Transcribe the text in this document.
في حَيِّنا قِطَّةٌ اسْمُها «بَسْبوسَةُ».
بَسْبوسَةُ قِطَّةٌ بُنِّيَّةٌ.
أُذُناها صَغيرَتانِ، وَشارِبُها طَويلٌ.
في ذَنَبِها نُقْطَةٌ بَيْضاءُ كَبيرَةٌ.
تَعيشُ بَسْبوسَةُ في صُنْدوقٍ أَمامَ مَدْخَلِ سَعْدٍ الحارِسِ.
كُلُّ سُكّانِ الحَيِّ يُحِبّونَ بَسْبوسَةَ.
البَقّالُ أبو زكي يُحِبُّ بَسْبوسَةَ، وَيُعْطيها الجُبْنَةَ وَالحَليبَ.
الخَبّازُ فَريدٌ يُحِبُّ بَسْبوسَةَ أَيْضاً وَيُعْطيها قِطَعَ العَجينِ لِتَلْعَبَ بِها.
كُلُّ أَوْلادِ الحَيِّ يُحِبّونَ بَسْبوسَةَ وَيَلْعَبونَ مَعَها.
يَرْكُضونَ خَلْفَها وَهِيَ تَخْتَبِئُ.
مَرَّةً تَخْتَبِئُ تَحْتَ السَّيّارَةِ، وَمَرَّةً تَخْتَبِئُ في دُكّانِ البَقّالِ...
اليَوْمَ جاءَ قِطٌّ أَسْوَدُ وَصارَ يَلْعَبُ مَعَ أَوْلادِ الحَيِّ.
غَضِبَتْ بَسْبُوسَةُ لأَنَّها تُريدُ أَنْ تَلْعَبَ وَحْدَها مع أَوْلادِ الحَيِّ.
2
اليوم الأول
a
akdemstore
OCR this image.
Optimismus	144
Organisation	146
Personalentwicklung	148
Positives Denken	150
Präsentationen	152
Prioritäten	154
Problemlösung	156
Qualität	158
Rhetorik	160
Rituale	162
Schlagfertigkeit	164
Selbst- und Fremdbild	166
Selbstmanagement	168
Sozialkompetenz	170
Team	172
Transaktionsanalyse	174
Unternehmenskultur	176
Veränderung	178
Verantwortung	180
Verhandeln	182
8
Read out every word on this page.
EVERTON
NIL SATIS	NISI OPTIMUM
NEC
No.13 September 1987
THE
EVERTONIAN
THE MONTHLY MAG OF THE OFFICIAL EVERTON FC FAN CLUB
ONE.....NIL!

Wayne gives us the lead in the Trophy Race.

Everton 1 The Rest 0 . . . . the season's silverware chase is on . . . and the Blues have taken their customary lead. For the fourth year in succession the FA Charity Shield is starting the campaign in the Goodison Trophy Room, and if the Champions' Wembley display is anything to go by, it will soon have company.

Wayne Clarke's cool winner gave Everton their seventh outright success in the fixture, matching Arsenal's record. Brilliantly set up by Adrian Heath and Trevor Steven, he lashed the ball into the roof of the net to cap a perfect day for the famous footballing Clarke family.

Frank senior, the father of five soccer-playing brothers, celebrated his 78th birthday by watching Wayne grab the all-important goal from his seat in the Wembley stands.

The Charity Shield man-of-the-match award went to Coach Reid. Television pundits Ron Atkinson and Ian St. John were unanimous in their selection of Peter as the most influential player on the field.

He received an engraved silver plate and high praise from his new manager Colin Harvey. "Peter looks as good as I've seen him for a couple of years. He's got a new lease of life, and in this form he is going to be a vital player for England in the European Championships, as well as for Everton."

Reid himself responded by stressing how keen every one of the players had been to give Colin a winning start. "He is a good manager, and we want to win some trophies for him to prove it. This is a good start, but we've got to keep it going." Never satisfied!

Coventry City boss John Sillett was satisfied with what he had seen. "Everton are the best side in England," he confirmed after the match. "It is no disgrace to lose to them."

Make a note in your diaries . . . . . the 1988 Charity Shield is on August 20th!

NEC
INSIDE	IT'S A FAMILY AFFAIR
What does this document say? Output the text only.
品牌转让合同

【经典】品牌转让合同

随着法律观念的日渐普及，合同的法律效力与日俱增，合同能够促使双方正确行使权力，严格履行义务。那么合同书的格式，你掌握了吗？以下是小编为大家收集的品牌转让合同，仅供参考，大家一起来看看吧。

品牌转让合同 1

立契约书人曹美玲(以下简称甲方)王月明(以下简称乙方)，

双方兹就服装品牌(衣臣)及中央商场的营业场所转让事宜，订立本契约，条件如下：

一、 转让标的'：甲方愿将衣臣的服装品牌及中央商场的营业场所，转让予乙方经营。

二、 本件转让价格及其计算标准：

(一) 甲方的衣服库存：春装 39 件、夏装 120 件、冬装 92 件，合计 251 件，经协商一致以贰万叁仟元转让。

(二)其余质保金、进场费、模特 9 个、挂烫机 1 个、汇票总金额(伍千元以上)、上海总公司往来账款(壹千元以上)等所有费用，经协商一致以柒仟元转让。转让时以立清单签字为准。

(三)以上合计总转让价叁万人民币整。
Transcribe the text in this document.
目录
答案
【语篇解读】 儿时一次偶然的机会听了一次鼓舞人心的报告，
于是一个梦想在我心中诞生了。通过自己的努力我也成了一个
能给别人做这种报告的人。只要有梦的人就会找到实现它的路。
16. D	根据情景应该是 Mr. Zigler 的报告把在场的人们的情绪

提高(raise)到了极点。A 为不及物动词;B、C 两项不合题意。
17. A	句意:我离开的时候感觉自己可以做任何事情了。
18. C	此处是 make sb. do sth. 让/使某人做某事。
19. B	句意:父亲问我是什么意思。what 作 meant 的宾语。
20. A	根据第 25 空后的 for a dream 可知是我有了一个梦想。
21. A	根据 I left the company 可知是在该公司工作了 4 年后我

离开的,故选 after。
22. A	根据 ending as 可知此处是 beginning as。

================================

- **WRITTEN INSTRUCTION**
Output all of the material, please, exactly as it stands.

- **RESPONSE TO THE TASK**
Transcribe the text in this document.
في حَيِّنا قِطَّةٌ اسْمُها «بَسْبوسَةُ».
بَسْبوسَةُ قِطَّةٌ بُنِّيَّةٌ.
أُذُناها صَغيرَتانِ، وَشارِبُها طَويلٌ.
في ذَنَبِها نُقْطَةٌ بَيْضاءُ كَبيرَةٌ.
تَعيشُ بَسْبوسَةُ في صُنْدوقٍ أَمامَ مَدْخَلِ سَعْدٍ الحارِسِ.
كُلُّ سُكّانِ الحَيِّ يُحِبّونَ بَسْبوسَةَ.
البَقّالُ أبو زكي يُحِبُّ بَسْبوسَةَ، وَيُعْطيها الجُبْنَةَ وَالحَليبَ.
الخَبّازُ فَريدٌ يُحِبُّ بَسْبوسَةَ أَيْضاً وَيُعْطيها قِطَعَ العَجينِ لِتَلْعَبَ بِها.
كُلُّ أَوْلادِ الحَيِّ يُحِبّونَ بَسْبوسَةَ وَيَلْعَبونَ مَعَها.
يَرْكُضونَ خَلْفَها وَهِيَ تَخْتَبِئُ.
مَرَّةً تَخْتَبِئُ تَحْتَ السَّيّارَةِ، وَمَرَّةً تَخْتَبِئُ في دُكّانِ البَقّالِ...
اليَوْمَ جاءَ قِطٌّ أَسْوَدُ وَصارَ يَلْعَبُ مَعَ أَوْلادِ الحَيِّ.
غَضِبَتْ بَسْبُوسَةُ لأَنَّها تُريدُ أَنْ تَلْعَبَ وَحْدَها مع أَوْلادِ الحَيِّ.
2
اليوم الأول
a
akdemstore
OCR this image.
Optimismus	144
Organisation	146
Personalentwicklung	148
Positives Denken	150
Präsentationen	152
Prioritäten	154
Problemlösung	156
Qualität	158
Rhetorik	160
Rituale	162
Schlagfertigkeit	164
Selbst- und Fremdbild	166
Selbstmanagement	168
Sozialkompetenz	170
Team	172
Transaktionsanalyse	174
Unternehmenskultur	176
Veränderung	178
Verantwortung	180
Verhandeln	182
8
Read out every word on this page.
EVERTON
NIL SATIS	NISI OPTIMUM
NEC
No.13 September 1987
THE
EVERTONIAN
THE MONTHLY MAG OF THE OFFICIAL EVERTON FC FAN CLUB
ONE.....NIL!

Wayne gives us the lead in the Trophy Race.

Everton 1 The Rest 0 . . . . the season's silverware chase is on . . . and the Blues have taken their customary lead. For the fourth year in succession the FA Charity Shield is starting the campaign in the Goodison Trophy Room, and if the Champions' Wembley display is anything to go by, it will soon have company.

Wayne Clarke's cool winner gave Everton their seventh outright success in the fixture, matching Arsenal's record. Brilliantly set up by Adrian Heath and Trevor Steven, he lashed the ball into the roof of the net to cap a perfect day for the famous footballing Clarke family.

Frank senior, the father of five soccer-playing brothers, celebrated his 78th birthday by watching Wayne grab the all-important goal from his seat in the Wembley stands.

The Charity Shield man-of-the-match award went to Coach Reid. Television pundits Ron Atkinson and Ian St. John were unanimous in their selection of Peter as the most influential player on the field.

He received an engraved silver plate and high praise from his new manager Colin Harvey. "Peter looks as good as I've seen him for a couple of years. He's got a new lease of life, and in this form he is going to be a vital player for England in the European Championships, as well as for Everton."

Reid himself responded by stressing how keen every one of the players had been to give Colin a winning start. "He is a good manager, and we want to win some trophies for him to prove it. This is a good start, but we've got to keep it going." Never satisfied!

Coventry City boss John Sillett was satisfied with what he had seen. "Everton are the best side in England," he confirmed after the match. "It is no disgrace to lose to them."

Make a note in your diaries . . . . . the 1988 Charity Shield is on August 20th!

NEC
INSIDE	IT'S A FAMILY AFFAIR
What does this document say? Output the text only.
品牌转让合同

【经典】品牌转让合同

随着法律观念的日渐普及，合同的法律效力与日俱增，合同能够促使双方正确行使权力，严格履行义务。那么合同书的格式，你掌握了吗？以下是小编为大家收集的品牌转让合同，仅供参考，大家一起来看看吧。

品牌转让合同 1

立契约书人曹美玲(以下简称甲方)王月明(以下简称乙方)，

双方兹就服装品牌(衣臣)及中央商场的营业场所转让事宜，订立本契约，条件如下：

一、 转让标的'：甲方愿将衣臣的服装品牌及中央商场的营业场所，转让予乙方经营。

二、 本件转让价格及其计算标准：

(一) 甲方的衣服库存：春装 39 件、夏装 120 件、冬装 92 件，合计 251 件，经协商一致以贰万叁仟元转让。

(二)其余质保金、进场费、模特 9 个、挂烫机 1 个、汇票总金额(伍千元以上)、上海总公司往来账款(壹千元以上)等所有费用，经协商一致以柒仟元转让。转让时以立清单签字为准。

(三)以上合计总转让价叁万人民币整。
Transcribe the text in this document.
目录
答案
【语篇解读】 儿时一次偶然的机会听了一次鼓舞人心的报告，
于是一个梦想在我心中诞生了。通过自己的努力我也成了一个
能给别人做这种报告的人。只要有梦的人就会找到实现它的路。
16. D	根据情景应该是 Mr. Zigler 的报告把在场的人们的情绪

提高(raise)到了极点。A 为不及物动词;B、C 两项不合题意。
17. A	句意:我离开的时候感觉自己可以做任何事情了。
18. C	此处是 make sb. do sth. 让/使某人做某事。
19. B	句意:父亲问我是什么意思。what 作 meant 的宾语。
20. A	根据第 25 空后的 for a dream 可知是我有了一个梦想。
21. A	根据 I left the company 可知是在该公司工作了 4 年后我

离开的,故选 after。
22. A	根据 ending as 可知此处是 beginning as。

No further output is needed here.